What is being asked: It is required that all of the data be written out exactly.

*** Material for this exercise

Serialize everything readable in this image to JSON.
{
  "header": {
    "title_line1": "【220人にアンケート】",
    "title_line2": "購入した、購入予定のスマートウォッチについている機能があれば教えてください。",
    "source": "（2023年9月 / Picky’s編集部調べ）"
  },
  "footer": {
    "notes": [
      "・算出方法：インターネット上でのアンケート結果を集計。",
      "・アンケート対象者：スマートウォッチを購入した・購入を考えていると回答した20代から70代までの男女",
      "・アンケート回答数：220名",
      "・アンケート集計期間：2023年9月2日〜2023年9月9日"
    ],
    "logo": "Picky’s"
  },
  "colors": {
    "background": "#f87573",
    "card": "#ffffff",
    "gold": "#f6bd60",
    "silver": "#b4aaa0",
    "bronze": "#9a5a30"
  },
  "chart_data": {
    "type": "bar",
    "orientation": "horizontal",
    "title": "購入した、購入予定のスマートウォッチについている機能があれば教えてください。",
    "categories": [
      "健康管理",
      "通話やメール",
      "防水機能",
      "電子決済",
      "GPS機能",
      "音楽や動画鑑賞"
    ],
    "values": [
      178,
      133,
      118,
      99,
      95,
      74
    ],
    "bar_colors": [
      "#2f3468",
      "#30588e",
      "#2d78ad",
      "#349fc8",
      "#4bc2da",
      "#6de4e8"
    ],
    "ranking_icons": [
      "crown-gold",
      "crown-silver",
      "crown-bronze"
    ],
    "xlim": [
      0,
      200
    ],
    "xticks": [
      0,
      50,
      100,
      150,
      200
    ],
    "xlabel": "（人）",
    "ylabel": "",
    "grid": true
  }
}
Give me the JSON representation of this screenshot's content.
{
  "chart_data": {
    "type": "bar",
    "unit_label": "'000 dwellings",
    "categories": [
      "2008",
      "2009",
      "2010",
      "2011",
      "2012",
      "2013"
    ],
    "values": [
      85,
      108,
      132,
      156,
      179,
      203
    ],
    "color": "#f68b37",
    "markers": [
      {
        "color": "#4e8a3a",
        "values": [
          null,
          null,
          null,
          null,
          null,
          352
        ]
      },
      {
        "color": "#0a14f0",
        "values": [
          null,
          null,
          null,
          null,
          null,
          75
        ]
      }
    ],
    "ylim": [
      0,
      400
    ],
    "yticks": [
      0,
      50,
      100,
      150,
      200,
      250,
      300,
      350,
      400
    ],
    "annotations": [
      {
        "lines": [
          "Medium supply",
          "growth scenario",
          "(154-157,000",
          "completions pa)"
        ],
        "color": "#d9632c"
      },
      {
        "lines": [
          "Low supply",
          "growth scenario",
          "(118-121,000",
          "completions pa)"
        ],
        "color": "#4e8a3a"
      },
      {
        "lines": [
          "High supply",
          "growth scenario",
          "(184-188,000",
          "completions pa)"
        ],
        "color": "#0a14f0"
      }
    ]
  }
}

******

Correct result:
Serialize everything readable in this image to JSON.
{
  "header": {
    "title_line1": "【220人にアンケート】",
    "title_line2": "購入した、購入予定のスマートウォッチについている機能があれば教えてください。",
    "source": "（2023年9月 / Picky’s編集部調べ）"
  },
  "footer": {
    "notes": [
      "・算出方法：インターネット上でのアンケート結果を集計。",
      "・アンケート対象者：スマートウォッチを購入した・購入を考えていると回答した20代から70代までの男女",
      "・アンケート回答数：220名",
      "・アンケート集計期間：2023年9月2日〜2023年9月9日"
    ],
    "logo": "Picky’s"
  },
  "colors": {
    "background": "#f87573",
    "card": "#ffffff",
    "gold": "#f6bd60",
    "silver": "#b4aaa0",
    "bronze": "#9a5a30"
  },
  "chart_data": {
    "type": "bar",
    "orientation": "horizontal",
    "title": "購入した、購入予定のスマートウォッチについている機能があれば教えてください。",
    "categories": [
      "健康管理",
      "通話やメール",
      "防水機能",
      "電子決済",
      "GPS機能",
      "音楽や動画鑑賞"
    ],
    "values": [
      178,
      133,
      118,
      99,
      95,
      74
    ],
    "bar_colors": [
      "#2f3468",
      "#30588e",
      "#2d78ad",
      "#349fc8",
      "#4bc2da",
      "#6de4e8"
    ],
    "ranking_icons": [
      "crown-gold",
      "crown-silver",
      "crown-bronze"
    ],
    "xlim": [
      0,
      200
    ],
    "xticks": [
      0,
      50,
      100,
      150,
      200
    ],
    "xlabel": "（人）",
    "ylabel": "",
    "grid": true
  }
}
Give me the JSON representation of this screenshot's content.
{
  "chart_data": {
    "type": "bar",
    "unit_label": "'000 dwellings",
    "categories": [
      "2008",
      "2009",
      "2010",
      "2011",
      "2012",
      "2013"
    ],
    "values": [
      85,
      108,
      132,
      156,
      179,
      203
    ],
    "color": "#f68b37",
    "markers": [
      {
        "color": "#4e8a3a",
        "values": [
          null,
          null,
          null,
          null,
          null,
          352
        ]
      },
      {
        "color": "#0a14f0",
        "values": [
          null,
          null,
          null,
          null,
          null,
          75
        ]
      }
    ],
    "ylim": [
      0,
      400
    ],
    "yticks": [
      0,
      50,
      100,
      150,
      200,
      250,
      300,
      350,
      400
    ],
    "annotations": [
      {
        "lines": [
          "Medium supply",
          "growth scenario",
          "(154-157,000",
          "completions pa)"
        ],
        "color": "#d9632c"
      },
      {
        "lines": [
          "Low supply",
          "growth scenario",
          "(118-121,000",
          "completions pa)"
        ],
        "color": "#4e8a3a"
      },
      {
        "lines": [
          "High supply",
          "growth scenario",
          "(184-188,000",
          "completions pa)"
        ],
        "color": "#0a14f0"
      }
    ]
  }
}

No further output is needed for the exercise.